The listing below should be copied in full, word for word.
[Start Data to use]
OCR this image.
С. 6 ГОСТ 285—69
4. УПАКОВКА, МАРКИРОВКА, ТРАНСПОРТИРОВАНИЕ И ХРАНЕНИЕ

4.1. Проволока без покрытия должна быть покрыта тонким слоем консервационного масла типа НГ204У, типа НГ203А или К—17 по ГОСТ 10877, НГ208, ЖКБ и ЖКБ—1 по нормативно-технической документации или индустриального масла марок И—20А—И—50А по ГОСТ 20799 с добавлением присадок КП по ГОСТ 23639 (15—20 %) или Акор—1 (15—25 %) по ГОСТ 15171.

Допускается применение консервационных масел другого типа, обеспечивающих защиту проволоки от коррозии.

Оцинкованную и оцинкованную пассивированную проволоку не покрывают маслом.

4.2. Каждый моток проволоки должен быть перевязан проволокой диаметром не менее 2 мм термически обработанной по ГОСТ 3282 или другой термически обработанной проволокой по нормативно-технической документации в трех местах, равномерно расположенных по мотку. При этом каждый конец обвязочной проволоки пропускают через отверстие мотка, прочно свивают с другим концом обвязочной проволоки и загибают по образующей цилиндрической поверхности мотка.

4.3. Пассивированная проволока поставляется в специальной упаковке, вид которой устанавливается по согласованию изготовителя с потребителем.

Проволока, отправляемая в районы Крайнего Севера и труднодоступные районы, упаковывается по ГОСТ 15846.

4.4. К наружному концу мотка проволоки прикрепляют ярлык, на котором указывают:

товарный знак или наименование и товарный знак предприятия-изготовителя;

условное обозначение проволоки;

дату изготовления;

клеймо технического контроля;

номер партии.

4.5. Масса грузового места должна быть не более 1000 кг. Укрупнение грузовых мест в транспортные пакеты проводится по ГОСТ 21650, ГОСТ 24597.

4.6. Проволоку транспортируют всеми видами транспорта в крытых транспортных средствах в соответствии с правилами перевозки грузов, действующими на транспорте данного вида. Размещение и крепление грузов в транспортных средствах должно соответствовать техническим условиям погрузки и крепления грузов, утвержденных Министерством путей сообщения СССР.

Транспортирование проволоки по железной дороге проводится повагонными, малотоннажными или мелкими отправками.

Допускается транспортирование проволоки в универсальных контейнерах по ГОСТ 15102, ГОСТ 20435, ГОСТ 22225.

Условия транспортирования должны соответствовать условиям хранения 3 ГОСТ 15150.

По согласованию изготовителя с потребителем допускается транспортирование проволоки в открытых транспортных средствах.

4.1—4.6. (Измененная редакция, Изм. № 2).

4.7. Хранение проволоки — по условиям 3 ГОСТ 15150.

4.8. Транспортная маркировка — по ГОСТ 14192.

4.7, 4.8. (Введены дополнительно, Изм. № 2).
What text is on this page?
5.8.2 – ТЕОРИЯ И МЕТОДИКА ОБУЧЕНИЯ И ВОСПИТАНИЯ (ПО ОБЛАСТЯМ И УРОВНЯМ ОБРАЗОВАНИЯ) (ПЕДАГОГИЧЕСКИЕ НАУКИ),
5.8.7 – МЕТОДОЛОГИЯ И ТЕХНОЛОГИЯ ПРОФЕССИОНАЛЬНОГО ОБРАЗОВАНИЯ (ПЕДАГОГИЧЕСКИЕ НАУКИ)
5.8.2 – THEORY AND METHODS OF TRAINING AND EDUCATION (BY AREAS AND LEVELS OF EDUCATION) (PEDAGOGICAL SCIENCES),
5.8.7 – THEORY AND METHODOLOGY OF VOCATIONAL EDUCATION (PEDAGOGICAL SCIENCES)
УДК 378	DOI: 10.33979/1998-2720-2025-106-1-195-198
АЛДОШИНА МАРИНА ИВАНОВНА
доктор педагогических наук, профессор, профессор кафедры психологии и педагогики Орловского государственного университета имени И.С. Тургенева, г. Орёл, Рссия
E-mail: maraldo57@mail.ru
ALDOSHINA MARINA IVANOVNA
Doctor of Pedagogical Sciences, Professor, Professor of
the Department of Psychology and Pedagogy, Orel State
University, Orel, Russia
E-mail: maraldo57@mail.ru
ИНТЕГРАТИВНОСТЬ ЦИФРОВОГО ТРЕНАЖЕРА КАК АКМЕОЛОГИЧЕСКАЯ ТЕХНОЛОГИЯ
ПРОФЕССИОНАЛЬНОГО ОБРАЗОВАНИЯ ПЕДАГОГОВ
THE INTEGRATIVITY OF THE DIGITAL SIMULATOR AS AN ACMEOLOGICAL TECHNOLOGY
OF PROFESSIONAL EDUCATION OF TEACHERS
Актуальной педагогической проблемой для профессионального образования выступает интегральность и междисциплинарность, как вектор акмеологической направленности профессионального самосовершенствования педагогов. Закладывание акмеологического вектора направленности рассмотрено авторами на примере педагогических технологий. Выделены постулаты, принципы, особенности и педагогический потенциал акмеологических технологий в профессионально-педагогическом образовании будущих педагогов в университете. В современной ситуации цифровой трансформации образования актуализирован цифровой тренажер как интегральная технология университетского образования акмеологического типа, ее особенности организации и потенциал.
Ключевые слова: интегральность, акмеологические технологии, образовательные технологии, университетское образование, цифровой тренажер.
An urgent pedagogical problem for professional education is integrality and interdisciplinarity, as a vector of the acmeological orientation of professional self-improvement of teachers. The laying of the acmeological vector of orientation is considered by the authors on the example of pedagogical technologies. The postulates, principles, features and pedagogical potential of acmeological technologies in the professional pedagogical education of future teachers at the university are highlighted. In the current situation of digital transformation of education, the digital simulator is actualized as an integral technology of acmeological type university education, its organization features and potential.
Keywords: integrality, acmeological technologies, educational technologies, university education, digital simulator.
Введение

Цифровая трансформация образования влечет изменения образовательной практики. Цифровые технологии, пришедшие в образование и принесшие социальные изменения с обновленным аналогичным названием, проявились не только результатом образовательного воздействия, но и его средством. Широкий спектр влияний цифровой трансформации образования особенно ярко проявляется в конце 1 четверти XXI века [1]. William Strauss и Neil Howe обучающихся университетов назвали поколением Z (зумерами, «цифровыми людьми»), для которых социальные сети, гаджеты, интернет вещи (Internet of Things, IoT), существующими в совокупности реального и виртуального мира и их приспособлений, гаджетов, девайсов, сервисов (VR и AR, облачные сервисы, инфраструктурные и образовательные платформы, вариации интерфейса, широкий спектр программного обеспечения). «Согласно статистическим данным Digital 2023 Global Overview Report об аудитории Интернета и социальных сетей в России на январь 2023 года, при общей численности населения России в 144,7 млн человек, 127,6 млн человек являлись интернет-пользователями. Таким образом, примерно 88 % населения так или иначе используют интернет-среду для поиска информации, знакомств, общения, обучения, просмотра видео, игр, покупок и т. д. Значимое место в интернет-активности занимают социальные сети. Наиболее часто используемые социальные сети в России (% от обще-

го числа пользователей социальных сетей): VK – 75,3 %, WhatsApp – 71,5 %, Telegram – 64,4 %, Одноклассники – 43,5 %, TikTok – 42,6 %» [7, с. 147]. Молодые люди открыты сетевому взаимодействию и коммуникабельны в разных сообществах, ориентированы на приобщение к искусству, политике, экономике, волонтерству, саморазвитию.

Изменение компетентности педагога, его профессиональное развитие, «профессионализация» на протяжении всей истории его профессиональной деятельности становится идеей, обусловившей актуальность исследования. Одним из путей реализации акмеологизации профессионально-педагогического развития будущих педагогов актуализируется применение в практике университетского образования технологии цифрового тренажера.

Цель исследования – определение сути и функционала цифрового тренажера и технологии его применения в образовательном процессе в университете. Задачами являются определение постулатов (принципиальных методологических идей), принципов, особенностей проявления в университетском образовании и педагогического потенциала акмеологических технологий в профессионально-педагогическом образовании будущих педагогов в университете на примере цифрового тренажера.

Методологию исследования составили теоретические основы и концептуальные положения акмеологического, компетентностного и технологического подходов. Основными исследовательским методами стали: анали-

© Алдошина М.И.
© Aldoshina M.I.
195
[End Data to use]
→ Output
OCR this image.
С. 6 ГОСТ 285—69
4. УПАКОВКА, МАРКИРОВКА, ТРАНСПОРТИРОВАНИЕ И ХРАНЕНИЕ

4.1. Проволока без покрытия должна быть покрыта тонким слоем консервационного масла типа НГ204У, типа НГ203А или К—17 по ГОСТ 10877, НГ208, ЖКБ и ЖКБ—1 по нормативно-технической документации или индустриального масла марок И—20А—И—50А по ГОСТ 20799 с добавлением присадок КП по ГОСТ 23639 (15—20 %) или Акор—1 (15—25 %) по ГОСТ 15171.

Допускается применение консервационных масел другого типа, обеспечивающих защиту проволоки от коррозии.

Оцинкованную и оцинкованную пассивированную проволоку не покрывают маслом.

4.2. Каждый моток проволоки должен быть перевязан проволокой диаметром не менее 2 мм термически обработанной по ГОСТ 3282 или другой термически обработанной проволокой по нормативно-технической документации в трех местах, равномерно расположенных по мотку. При этом каждый конец обвязочной проволоки пропускают через отверстие мотка, прочно свивают с другим концом обвязочной проволоки и загибают по образующей цилиндрической поверхности мотка.

4.3. Пассивированная проволока поставляется в специальной упаковке, вид которой устанавливается по согласованию изготовителя с потребителем.

Проволока, отправляемая в районы Крайнего Севера и труднодоступные районы, упаковывается по ГОСТ 15846.

4.4. К наружному концу мотка проволоки прикрепляют ярлык, на котором указывают:

товарный знак или наименование и товарный знак предприятия-изготовителя;

условное обозначение проволоки;

дату изготовления;

клеймо технического контроля;

номер партии.

4.5. Масса грузового места должна быть не более 1000 кг. Укрупнение грузовых мест в транспортные пакеты проводится по ГОСТ 21650, ГОСТ 24597.

4.6. Проволоку транспортируют всеми видами транспорта в крытых транспортных средствах в соответствии с правилами перевозки грузов, действующими на транспорте данного вида. Размещение и крепление грузов в транспортных средствах должно соответствовать техническим условиям погрузки и крепления грузов, утвержденных Министерством путей сообщения СССР.

Транспортирование проволоки по железной дороге проводится повагонными, малотоннажными или мелкими отправками.

Допускается транспортирование проволоки в универсальных контейнерах по ГОСТ 15102, ГОСТ 20435, ГОСТ 22225.

Условия транспортирования должны соответствовать условиям хранения 3 ГОСТ 15150.

По согласованию изготовителя с потребителем допускается транспортирование проволоки в открытых транспортных средствах.

4.1—4.6. (Измененная редакция, Изм. № 2).

4.7. Хранение проволоки — по условиям 3 ГОСТ 15150.

4.8. Транспортная маркировка — по ГОСТ 14192.

4.7, 4.8. (Введены дополнительно, Изм. № 2).
What text is on this page?
5.8.2 – ТЕОРИЯ И МЕТОДИКА ОБУЧЕНИЯ И ВОСПИТАНИЯ (ПО ОБЛАСТЯМ И УРОВНЯМ ОБРАЗОВАНИЯ) (ПЕДАГОГИЧЕСКИЕ НАУКИ),
5.8.7 – МЕТОДОЛОГИЯ И ТЕХНОЛОГИЯ ПРОФЕССИОНАЛЬНОГО ОБРАЗОВАНИЯ (ПЕДАГОГИЧЕСКИЕ НАУКИ)
5.8.2 – THEORY AND METHODS OF TRAINING AND EDUCATION (BY AREAS AND LEVELS OF EDUCATION) (PEDAGOGICAL SCIENCES),
5.8.7 – THEORY AND METHODOLOGY OF VOCATIONAL EDUCATION (PEDAGOGICAL SCIENCES)
УДК 378	DOI: 10.33979/1998-2720-2025-106-1-195-198
АЛДОШИНА МАРИНА ИВАНОВНА
доктор педагогических наук, профессор, профессор кафедры психологии и педагогики Орловского государственного университета имени И.С. Тургенева, г. Орёл, Рссия
E-mail: maraldo57@mail.ru
ALDOSHINA MARINA IVANOVNA
Doctor of Pedagogical Sciences, Professor, Professor of
the Department of Psychology and Pedagogy, Orel State
University, Orel, Russia
E-mail: maraldo57@mail.ru
ИНТЕГРАТИВНОСТЬ ЦИФРОВОГО ТРЕНАЖЕРА КАК АКМЕОЛОГИЧЕСКАЯ ТЕХНОЛОГИЯ
ПРОФЕССИОНАЛЬНОГО ОБРАЗОВАНИЯ ПЕДАГОГОВ
THE INTEGRATIVITY OF THE DIGITAL SIMULATOR AS AN ACMEOLOGICAL TECHNOLOGY
OF PROFESSIONAL EDUCATION OF TEACHERS
Актуальной педагогической проблемой для профессионального образования выступает интегральность и междисциплинарность, как вектор акмеологической направленности профессионального самосовершенствования педагогов. Закладывание акмеологического вектора направленности рассмотрено авторами на примере педагогических технологий. Выделены постулаты, принципы, особенности и педагогический потенциал акмеологических технологий в профессионально-педагогическом образовании будущих педагогов в университете. В современной ситуации цифровой трансформации образования актуализирован цифровой тренажер как интегральная технология университетского образования акмеологического типа, ее особенности организации и потенциал.
Ключевые слова: интегральность, акмеологические технологии, образовательные технологии, университетское образование, цифровой тренажер.
An urgent pedagogical problem for professional education is integrality and interdisciplinarity, as a vector of the acmeological orientation of professional self-improvement of teachers. The laying of the acmeological vector of orientation is considered by the authors on the example of pedagogical technologies. The postulates, principles, features and pedagogical potential of acmeological technologies in the professional pedagogical education of future teachers at the university are highlighted. In the current situation of digital transformation of education, the digital simulator is actualized as an integral technology of acmeological type university education, its organization features and potential.
Keywords: integrality, acmeological technologies, educational technologies, university education, digital simulator.
Введение

Цифровая трансформация образования влечет изменения образовательной практики. Цифровые технологии, пришедшие в образование и принесшие социальные изменения с обновленным аналогичным названием, проявились не только результатом образовательного воздействия, но и его средством. Широкий спектр влияний цифровой трансформации образования особенно ярко проявляется в конце 1 четверти XXI века [1]. William Strauss и Neil Howe обучающихся университетов назвали поколением Z (зумерами, «цифровыми людьми»), для которых социальные сети, гаджеты, интернет вещи (Internet of Things, IoT), существующими в совокупности реального и виртуального мира и их приспособлений, гаджетов, девайсов, сервисов (VR и AR, облачные сервисы, инфраструктурные и образовательные платформы, вариации интерфейса, широкий спектр программного обеспечения). «Согласно статистическим данным Digital 2023 Global Overview Report об аудитории Интернета и социальных сетей в России на январь 2023 года, при общей численности населения России в 144,7 млн человек, 127,6 млн человек являлись интернет-пользователями. Таким образом, примерно 88 % населения так или иначе используют интернет-среду для поиска информации, знакомств, общения, обучения, просмотра видео, игр, покупок и т. д. Значимое место в интернет-активности занимают социальные сети. Наиболее часто используемые социальные сети в России (% от обще-

го числа пользователей социальных сетей): VK – 75,3 %, WhatsApp – 71,5 %, Telegram – 64,4 %, Одноклассники – 43,5 %, TikTok – 42,6 %» [7, с. 147]. Молодые люди открыты сетевому взаимодействию и коммуникабельны в разных сообществах, ориентированы на приобщение к искусству, политике, экономике, волонтерству, саморазвитию.

Изменение компетентности педагога, его профессиональное развитие, «профессионализация» на протяжении всей истории его профессиональной деятельности становится идеей, обусловившей актуальность исследования. Одним из путей реализации акмеологизации профессионально-педагогического развития будущих педагогов актуализируется применение в практике университетского образования технологии цифрового тренажера.

Цель исследования – определение сути и функционала цифрового тренажера и технологии его применения в образовательном процессе в университете. Задачами являются определение постулатов (принципиальных методологических идей), принципов, особенностей проявления в университетском образовании и педагогического потенциала акмеологических технологий в профессионально-педагогическом образовании будущих педагогов в университете на примере цифрового тренажера.

Методологию исследования составили теоретические основы и концептуальные положения акмеологического, компетентностного и технологического подходов. Основными исследовательским методами стали: анали-

© Алдошина М.И.
© Aldoshina M.I.
195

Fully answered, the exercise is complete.